All the data should come back exactly as it was given.

===== THE DATA

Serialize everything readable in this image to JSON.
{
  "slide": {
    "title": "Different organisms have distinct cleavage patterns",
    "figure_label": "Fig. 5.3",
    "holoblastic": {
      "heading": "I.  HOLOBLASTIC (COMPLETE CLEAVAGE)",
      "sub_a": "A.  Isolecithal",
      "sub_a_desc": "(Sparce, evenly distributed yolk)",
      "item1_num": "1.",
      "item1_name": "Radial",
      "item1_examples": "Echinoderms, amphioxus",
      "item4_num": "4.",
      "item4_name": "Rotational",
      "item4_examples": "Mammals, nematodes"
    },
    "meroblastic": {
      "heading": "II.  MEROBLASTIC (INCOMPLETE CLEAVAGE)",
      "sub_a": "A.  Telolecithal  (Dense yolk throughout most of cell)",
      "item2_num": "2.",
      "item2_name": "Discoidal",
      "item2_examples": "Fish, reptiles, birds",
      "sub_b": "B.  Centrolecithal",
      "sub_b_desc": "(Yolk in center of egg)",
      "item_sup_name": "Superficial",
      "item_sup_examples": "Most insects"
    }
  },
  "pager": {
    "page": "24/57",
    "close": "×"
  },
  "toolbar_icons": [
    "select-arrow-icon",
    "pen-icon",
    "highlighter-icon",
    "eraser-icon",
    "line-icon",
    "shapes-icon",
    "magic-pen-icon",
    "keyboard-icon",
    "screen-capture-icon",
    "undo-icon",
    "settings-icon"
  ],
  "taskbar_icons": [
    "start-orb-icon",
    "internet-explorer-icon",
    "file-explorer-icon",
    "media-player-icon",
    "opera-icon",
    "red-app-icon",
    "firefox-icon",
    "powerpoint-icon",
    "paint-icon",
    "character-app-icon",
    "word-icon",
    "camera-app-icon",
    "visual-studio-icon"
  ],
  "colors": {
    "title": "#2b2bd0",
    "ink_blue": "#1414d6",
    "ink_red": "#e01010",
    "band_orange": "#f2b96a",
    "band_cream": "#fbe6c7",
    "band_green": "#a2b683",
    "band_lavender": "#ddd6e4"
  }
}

==========

→ RESPONSE TO THE TASK:
Serialize everything readable in this image to JSON.
{
  "slide": {
    "title": "Different organisms have distinct cleavage patterns",
    "figure_label": "Fig. 5.3",
    "holoblastic": {
      "heading": "I.  HOLOBLASTIC (COMPLETE CLEAVAGE)",
      "sub_a": "A.  Isolecithal",
      "sub_a_desc": "(Sparce, evenly distributed yolk)",
      "item1_num": "1.",
      "item1_name": "Radial",
      "item1_examples": "Echinoderms, amphioxus",
      "item4_num": "4.",
      "item4_name": "Rotational",
      "item4_examples": "Mammals, nematodes"
    },
    "meroblastic": {
      "heading": "II.  MEROBLASTIC (INCOMPLETE CLEAVAGE)",
      "sub_a": "A.  Telolecithal  (Dense yolk throughout most of cell)",
      "item2_num": "2.",
      "item2_name": "Discoidal",
      "item2_examples": "Fish, reptiles, birds",
      "sub_b": "B.  Centrolecithal",
      "sub_b_desc": "(Yolk in center of egg)",
      "item_sup_name": "Superficial",
      "item_sup_examples": "Most insects"
    }
  },
  "pager": {
    "page": "24/57",
    "close": "×"
  },
  "toolbar_icons": [
    "select-arrow-icon",
    "pen-icon",
    "highlighter-icon",
    "eraser-icon",
    "line-icon",
    "shapes-icon",
    "magic-pen-icon",
    "keyboard-icon",
    "screen-capture-icon",
    "undo-icon",
    "settings-icon"
  ],
  "taskbar_icons": [
    "start-orb-icon",
    "internet-explorer-icon",
    "file-explorer-icon",
    "media-player-icon",
    "opera-icon",
    "red-app-icon",
    "firefox-icon",
    "powerpoint-icon",
    "paint-icon",
    "character-app-icon",
    "word-icon",
    "camera-app-icon",
    "visual-studio-icon"
  ],
  "colors": {
    "title": "#2b2bd0",
    "ink_blue": "#1414d6",
    "ink_red": "#e01010",
    "band_orange": "#f2b96a",
    "band_cream": "#fbe6c7",
    "band_green": "#a2b683",
    "band_lavender": "#ddd6e4"
  }
}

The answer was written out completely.